--- Materials provided ---
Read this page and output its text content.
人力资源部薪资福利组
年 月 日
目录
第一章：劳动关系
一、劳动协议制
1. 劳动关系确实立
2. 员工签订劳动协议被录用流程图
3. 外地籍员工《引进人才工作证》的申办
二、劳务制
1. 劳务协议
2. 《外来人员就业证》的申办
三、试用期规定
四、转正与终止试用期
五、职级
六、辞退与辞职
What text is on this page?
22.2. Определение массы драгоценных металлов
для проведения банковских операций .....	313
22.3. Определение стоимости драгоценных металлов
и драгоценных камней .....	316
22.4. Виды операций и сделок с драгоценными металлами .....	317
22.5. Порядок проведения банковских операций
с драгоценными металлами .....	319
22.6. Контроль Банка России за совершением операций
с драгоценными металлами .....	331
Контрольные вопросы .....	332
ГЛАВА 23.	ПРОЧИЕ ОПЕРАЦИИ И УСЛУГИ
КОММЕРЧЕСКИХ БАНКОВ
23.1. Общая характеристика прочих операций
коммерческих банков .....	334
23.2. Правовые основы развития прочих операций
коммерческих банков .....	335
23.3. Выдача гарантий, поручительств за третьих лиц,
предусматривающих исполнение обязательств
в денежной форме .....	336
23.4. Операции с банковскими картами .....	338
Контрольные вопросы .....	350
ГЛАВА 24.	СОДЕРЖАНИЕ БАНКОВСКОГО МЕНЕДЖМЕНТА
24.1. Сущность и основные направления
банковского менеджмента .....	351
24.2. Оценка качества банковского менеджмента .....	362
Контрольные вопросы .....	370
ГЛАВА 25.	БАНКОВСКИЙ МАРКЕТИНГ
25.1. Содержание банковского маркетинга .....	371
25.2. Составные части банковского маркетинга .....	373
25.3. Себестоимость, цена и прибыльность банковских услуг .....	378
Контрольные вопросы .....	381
---
Return every line of the material exactly.

Exercise result =>
Read this page and output its text content.
人力资源部薪资福利组
年 月 日
目录
第一章：劳动关系
一、劳动协议制
1. 劳动关系确实立
2. 员工签订劳动协议被录用流程图
3. 外地籍员工《引进人才工作证》的申办
二、劳务制
1. 劳务协议
2. 《外来人员就业证》的申办
三、试用期规定
四、转正与终止试用期
五、职级
六、辞退与辞职
What text is on this page?
22.2. Определение массы драгоценных металлов
для проведения банковских операций .....	313
22.3. Определение стоимости драгоценных металлов
и драгоценных камней .....	316
22.4. Виды операций и сделок с драгоценными металлами .....	317
22.5. Порядок проведения банковских операций
с драгоценными металлами .....	319
22.6. Контроль Банка России за совершением операций
с драгоценными металлами .....	331
Контрольные вопросы .....	332
ГЛАВА 23.	ПРОЧИЕ ОПЕРАЦИИ И УСЛУГИ
КОММЕРЧЕСКИХ БАНКОВ
23.1. Общая характеристика прочих операций
коммерческих банков .....	334
23.2. Правовые основы развития прочих операций
коммерческих банков .....	335
23.3. Выдача гарантий, поручительств за третьих лиц,
предусматривающих исполнение обязательств
в денежной форме .....	336
23.4. Операции с банковскими картами .....	338
Контрольные вопросы .....	350
ГЛАВА 24.	СОДЕРЖАНИЕ БАНКОВСКОГО МЕНЕДЖМЕНТА
24.1. Сущность и основные направления
банковского менеджмента .....	351
24.2. Оценка качества банковского менеджмента .....	362
Контрольные вопросы .....	370
ГЛАВА 25.	БАНКОВСКИЙ МАРКЕТИНГ
25.1. Содержание банковского маркетинга .....	371
25.2. Составные части банковского маркетинга .....	373
25.3. Себестоимость, цена и прибыльность банковских услуг .....	378
Контрольные вопросы .....	381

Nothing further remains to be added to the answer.